Directions: Reproduce the material from its first line through the line containing "question-6: 6. What", switching each "man" to "woman" and leaving everything else unchanged.
━━━━━ Exercise data ━━━━━
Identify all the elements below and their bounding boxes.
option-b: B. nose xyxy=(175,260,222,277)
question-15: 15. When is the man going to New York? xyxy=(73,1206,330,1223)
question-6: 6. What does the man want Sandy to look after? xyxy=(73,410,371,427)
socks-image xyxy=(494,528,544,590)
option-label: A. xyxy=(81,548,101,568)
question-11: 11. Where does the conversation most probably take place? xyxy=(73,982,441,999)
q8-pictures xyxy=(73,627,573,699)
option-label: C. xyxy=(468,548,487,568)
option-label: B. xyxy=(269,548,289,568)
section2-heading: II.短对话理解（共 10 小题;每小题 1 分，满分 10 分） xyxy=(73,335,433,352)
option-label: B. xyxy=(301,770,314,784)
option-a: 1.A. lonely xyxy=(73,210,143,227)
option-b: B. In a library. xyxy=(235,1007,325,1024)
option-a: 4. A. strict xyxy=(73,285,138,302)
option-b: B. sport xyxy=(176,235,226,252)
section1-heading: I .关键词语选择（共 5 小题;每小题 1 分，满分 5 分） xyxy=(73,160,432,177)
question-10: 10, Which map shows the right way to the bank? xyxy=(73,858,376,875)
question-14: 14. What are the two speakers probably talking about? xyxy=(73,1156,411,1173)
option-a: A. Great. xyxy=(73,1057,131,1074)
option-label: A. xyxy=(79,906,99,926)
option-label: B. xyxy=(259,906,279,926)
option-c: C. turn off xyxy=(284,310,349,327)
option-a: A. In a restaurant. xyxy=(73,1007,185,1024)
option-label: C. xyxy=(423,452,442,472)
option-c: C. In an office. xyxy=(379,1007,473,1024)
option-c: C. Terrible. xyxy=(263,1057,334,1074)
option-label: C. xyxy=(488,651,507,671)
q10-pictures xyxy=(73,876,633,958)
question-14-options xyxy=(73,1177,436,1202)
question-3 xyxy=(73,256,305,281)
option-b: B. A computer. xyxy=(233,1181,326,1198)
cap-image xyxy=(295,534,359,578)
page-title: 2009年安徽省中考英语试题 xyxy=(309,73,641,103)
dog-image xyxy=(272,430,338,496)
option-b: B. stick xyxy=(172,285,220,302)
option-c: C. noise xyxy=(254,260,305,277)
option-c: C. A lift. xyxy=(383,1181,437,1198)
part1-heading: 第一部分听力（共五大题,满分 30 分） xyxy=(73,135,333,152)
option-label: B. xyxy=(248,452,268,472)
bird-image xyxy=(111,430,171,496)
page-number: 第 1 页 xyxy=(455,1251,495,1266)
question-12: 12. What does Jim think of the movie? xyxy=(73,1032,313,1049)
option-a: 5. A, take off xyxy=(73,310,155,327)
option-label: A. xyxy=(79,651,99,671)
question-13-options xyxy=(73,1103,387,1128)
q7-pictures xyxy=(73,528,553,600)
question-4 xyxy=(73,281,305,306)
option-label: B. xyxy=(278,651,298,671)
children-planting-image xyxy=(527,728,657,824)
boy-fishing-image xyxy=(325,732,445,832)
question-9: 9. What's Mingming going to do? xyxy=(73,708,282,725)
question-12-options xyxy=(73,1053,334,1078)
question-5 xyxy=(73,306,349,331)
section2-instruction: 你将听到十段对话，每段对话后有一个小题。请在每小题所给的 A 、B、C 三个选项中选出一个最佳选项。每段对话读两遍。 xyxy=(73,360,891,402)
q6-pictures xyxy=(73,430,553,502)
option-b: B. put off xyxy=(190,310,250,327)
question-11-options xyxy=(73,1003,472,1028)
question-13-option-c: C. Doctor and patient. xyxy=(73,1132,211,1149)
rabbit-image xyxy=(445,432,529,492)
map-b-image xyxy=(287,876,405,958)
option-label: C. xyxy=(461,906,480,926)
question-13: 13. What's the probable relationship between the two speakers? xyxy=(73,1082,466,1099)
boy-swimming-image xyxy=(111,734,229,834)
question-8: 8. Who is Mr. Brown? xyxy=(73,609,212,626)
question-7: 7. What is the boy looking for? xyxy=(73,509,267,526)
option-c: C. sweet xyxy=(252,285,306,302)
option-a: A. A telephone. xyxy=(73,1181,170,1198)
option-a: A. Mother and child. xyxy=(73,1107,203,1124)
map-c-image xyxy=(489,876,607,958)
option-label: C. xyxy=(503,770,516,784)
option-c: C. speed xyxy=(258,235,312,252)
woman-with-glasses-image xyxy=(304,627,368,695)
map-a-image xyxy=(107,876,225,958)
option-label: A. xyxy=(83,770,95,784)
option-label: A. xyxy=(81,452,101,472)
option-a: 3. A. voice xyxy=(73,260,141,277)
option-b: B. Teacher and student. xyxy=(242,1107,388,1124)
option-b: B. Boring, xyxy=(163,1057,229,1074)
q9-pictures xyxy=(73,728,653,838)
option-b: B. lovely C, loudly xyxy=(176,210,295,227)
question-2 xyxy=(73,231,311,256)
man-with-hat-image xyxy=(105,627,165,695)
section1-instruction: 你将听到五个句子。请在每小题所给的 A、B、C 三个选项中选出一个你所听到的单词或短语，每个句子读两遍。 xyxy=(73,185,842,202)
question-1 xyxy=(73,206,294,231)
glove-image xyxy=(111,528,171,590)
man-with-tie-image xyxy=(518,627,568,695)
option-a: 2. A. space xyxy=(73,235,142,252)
━━━━━
Completed task:
Identify all the elements below and their bounding boxes.
option-b: B. nose xyxy=(175,260,222,277)
question-15: 15. When is the woman going to New York? xyxy=(73,1206,330,1223)
question-6: 6. What does the woman want Sandy to look after? xyxy=(73,410,371,427)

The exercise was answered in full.